Goal: Go through the data below. Pull out every line that has the word "this".

--- Begin ---

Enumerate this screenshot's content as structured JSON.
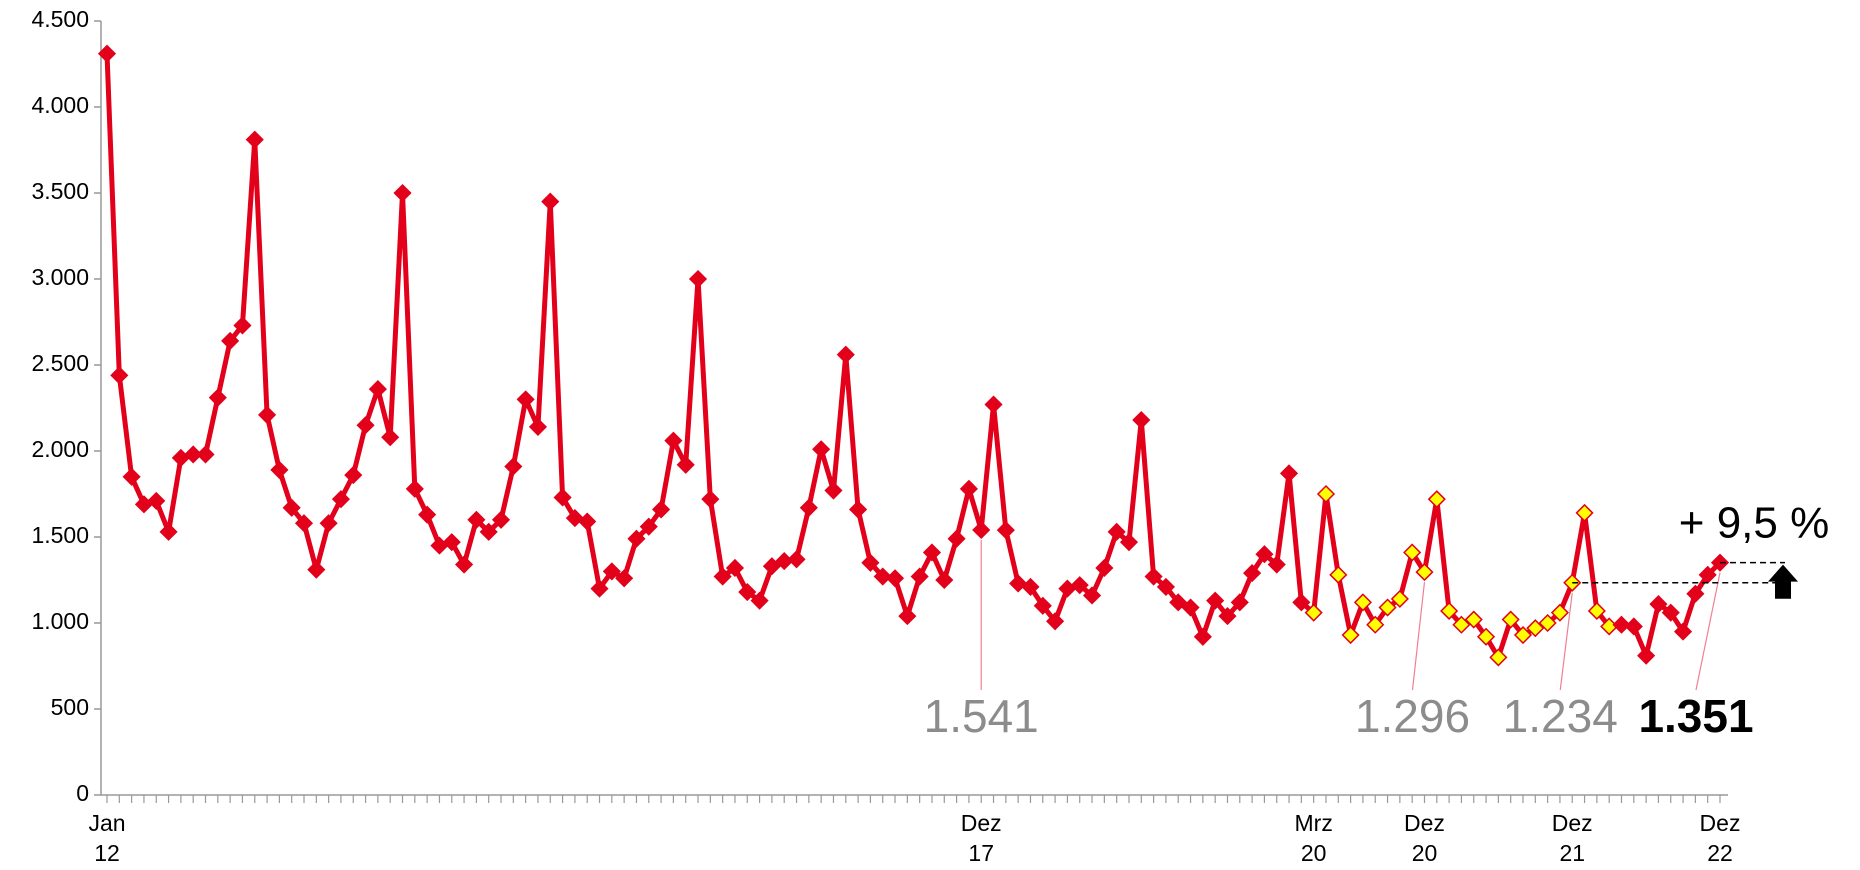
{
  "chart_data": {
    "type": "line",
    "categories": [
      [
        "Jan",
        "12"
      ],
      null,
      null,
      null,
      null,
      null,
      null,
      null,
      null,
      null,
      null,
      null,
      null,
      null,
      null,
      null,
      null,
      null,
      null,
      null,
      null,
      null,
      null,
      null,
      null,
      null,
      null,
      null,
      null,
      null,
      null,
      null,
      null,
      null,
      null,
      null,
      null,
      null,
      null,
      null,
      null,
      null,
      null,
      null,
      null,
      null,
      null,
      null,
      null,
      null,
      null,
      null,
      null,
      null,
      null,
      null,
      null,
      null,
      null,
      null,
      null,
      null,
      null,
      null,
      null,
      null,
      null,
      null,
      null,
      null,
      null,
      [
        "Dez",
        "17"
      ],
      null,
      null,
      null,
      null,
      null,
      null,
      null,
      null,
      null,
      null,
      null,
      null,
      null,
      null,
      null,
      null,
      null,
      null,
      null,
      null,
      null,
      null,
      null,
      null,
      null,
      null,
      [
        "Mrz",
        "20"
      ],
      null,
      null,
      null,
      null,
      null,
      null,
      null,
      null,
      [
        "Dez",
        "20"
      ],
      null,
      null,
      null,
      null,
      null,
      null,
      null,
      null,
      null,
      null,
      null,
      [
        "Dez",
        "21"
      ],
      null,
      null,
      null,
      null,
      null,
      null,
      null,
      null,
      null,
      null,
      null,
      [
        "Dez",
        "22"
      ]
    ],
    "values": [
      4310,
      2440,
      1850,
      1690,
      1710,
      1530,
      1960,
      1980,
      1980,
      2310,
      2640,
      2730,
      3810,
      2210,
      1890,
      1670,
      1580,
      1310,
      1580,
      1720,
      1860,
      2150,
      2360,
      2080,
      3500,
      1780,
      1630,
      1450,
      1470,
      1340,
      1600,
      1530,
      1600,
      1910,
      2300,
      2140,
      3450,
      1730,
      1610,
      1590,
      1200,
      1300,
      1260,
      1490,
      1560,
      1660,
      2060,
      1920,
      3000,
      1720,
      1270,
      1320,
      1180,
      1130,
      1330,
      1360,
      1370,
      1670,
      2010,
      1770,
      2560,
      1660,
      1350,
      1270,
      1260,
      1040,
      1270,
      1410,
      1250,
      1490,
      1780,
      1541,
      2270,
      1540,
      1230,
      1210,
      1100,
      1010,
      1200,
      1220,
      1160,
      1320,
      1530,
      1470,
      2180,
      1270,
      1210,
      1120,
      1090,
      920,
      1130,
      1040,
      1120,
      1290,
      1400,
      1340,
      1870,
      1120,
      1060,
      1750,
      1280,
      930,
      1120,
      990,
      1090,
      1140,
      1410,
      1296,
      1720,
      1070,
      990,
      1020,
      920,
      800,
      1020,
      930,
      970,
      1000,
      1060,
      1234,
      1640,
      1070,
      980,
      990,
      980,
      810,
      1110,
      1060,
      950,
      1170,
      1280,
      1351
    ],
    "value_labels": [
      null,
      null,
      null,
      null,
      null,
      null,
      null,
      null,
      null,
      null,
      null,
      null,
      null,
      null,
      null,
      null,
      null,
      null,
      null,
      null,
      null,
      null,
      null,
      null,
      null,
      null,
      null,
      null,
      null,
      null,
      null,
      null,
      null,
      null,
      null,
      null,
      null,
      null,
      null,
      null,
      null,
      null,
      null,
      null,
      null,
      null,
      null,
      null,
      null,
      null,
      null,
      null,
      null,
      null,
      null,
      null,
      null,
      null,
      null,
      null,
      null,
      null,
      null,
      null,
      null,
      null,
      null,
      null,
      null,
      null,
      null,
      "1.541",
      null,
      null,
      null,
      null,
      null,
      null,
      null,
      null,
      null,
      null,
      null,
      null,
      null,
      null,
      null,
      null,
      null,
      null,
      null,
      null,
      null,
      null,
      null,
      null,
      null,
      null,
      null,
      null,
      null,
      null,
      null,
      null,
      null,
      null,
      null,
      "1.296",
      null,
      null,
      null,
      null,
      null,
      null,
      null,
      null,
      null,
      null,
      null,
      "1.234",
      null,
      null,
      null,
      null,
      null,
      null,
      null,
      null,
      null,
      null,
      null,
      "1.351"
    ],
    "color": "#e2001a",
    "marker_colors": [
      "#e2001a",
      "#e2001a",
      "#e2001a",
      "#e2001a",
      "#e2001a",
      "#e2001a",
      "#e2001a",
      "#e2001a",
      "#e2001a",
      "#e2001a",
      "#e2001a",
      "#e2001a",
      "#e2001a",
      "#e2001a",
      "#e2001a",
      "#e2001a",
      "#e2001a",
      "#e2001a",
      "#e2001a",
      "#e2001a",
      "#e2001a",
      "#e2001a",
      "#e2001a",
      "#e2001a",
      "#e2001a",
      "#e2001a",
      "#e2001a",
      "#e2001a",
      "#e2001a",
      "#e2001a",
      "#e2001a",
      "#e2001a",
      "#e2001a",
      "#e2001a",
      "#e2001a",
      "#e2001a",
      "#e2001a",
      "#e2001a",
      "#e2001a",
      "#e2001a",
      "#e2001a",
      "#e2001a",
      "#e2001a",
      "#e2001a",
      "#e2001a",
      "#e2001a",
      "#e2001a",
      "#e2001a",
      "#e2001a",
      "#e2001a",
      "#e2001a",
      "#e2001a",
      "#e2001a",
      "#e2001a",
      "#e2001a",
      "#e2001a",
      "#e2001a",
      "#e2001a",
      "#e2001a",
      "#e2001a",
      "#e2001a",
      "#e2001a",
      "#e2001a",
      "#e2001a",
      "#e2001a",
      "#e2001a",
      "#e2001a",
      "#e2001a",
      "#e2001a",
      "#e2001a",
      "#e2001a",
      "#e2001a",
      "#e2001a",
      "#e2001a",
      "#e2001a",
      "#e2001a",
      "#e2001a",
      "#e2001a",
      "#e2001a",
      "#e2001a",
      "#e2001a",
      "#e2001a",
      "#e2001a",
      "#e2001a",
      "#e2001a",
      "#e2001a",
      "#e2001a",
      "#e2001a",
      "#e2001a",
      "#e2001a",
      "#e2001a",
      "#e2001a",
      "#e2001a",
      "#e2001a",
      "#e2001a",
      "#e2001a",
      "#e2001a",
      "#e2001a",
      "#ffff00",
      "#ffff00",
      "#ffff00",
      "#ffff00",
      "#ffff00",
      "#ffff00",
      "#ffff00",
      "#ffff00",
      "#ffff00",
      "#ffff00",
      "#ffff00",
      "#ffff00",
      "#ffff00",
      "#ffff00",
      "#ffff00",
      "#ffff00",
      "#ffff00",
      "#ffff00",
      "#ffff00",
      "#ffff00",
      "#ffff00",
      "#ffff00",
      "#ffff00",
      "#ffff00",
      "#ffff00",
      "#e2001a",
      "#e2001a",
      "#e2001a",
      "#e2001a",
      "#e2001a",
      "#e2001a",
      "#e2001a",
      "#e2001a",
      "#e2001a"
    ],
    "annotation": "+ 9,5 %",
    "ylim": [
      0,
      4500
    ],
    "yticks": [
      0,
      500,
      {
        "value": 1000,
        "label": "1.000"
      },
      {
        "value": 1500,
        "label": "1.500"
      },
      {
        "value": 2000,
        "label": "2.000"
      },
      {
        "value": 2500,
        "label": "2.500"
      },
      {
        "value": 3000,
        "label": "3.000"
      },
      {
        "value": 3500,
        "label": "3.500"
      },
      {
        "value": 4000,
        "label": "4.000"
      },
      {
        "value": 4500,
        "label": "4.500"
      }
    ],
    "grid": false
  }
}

--- End ---
--- Begin ---

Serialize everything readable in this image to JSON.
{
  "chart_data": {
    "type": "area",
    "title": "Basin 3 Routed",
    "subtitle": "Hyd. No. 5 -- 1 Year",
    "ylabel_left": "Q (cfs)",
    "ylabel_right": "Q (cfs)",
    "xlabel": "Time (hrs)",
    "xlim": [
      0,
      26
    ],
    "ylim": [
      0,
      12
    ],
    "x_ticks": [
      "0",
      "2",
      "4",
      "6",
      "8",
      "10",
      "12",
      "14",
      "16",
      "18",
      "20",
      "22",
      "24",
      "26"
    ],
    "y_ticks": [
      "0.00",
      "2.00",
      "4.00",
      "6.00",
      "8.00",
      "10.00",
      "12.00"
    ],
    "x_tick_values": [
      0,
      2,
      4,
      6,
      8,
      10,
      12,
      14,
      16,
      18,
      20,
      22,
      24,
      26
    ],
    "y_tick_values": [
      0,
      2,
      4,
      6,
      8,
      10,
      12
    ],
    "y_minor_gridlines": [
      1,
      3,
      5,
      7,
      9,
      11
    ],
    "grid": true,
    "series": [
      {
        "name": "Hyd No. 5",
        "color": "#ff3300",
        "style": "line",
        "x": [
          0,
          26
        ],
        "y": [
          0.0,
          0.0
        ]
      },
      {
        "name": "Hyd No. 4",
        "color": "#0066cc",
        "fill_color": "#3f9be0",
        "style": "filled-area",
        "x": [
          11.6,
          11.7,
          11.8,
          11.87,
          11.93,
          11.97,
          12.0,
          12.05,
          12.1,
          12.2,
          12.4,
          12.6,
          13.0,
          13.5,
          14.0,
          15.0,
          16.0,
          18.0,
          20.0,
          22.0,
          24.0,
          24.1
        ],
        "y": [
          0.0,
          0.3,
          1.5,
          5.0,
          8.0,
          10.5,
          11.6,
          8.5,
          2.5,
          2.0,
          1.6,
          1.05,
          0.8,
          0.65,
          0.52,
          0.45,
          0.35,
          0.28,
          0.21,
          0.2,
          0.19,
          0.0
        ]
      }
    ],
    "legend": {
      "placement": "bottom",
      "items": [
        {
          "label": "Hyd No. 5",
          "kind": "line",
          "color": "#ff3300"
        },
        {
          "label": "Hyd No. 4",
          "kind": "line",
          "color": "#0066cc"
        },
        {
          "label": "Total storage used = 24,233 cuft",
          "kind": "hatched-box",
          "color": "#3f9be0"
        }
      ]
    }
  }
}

--- End ---

Complete output:
Enumerate this screenshot's content as structured JSON.
Serialize everything readable in this image to JSON.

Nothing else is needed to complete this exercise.